### [Supplied passage]
::::

What was always consistent was the sheer 'bigness' of the sound, a massive stage in all three dimensions, and with rich, fast, crisp bottom octaves that hint at something else which is pure speculation on my part: this amplifier was born to work in a multi-channel system fed a fair share of movies. Its 'feel' is for excitement rather than finesse, and it loves a challenge: bombastic music, speedy transients, rapid level changes - none of these will faze it.

All of which makes the Rotel a challenging product at a time when blandness is the norm. It could even breathe new life into our jaded old hobby. The RB-1092 is - back to the aforementioned revolution - one of the first amplifiers of the Class-D/post-CE regulations variety for which no apologies need to be made. Any concerns that I have voiced can be address by cables, choice of speaker and the mandatory use of a pre-amp with remote volume control.

If you can wrest yourself from prejudices, the Rotel just might be the nicest lifestyle change you've made since re-discovering vinyl and eating more fibre.

::::

### [Data shown]
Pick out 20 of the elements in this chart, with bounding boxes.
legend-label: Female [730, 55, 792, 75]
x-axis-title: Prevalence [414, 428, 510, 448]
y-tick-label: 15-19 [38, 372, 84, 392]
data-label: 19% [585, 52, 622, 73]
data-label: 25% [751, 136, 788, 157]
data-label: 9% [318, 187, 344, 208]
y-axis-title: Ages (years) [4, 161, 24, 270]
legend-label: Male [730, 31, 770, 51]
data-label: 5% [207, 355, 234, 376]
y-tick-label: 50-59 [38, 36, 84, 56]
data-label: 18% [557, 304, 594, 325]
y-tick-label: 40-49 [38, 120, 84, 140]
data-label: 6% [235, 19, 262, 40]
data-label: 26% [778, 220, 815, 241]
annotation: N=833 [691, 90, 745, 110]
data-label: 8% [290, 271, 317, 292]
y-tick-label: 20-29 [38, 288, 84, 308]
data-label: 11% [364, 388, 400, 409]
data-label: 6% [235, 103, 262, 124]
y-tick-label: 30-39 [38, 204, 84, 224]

::::

### [Assigned task 1]
Reproduce the Rotel amplifier review starting at "All of which" and ending at "eating more fibre.", replacing "hobby" with "pastime".
### [Assigned task 2]
Continue the Rotel amplifier review from its last sentence.

### [Answer box 1]
All of which makes the Rotel a challenging product at a time when blandness is the norm. It could even breathe new life into our jaded old pastime. The RB-1092 is - back to the aforementioned revolution - one of the first amplifiers of the Class-D/post-CE regulations variety for which no apologies need to be made. Any concerns that I have voiced can be address by cables, choice of speaker and the mandatory use of a pre-amp with remote volume control.

If you can wrest yourself from prejudices, the Rotel just might be the nicest lifestyle change you've made since re-discovering vinyl and eating more fibre.

### [Answer box 2]
Rotel 01903-221600

100w précis:
Buying the Rotel will, unless you trust your ears over your eyes, require a leap of faith. A little voice will tell you that you simply cannot drag that much power out of so small a unit. And that prejudiced little voice will tell you that only gigantic amps from the USA, Germany or Italy can aspire to such authoritative performance. And that cynical little voice will tell you that a zero has dropped off the price sticker. Screw 'em: If you can live without the final, teensy-weensiest bits of subtlety, and you have speakers that aren't exaggerated up at top, the Rotel RB-1092 will rock your world.

Alternatives:
There aren't any

We listened to:
Claudio Abbado/London Symphony Orchestra: Mendelssohn Overturen (Deutsche Grammophon 423 104-20)
Candido & Graciela: Inolvidable (Chesky JD249)
Ray Davies: Thanksgiving Day (V2 Music 63881-27286-2)
Kenny Ellis: Hanukkah Swings! (Favored Nations FNC7040-2)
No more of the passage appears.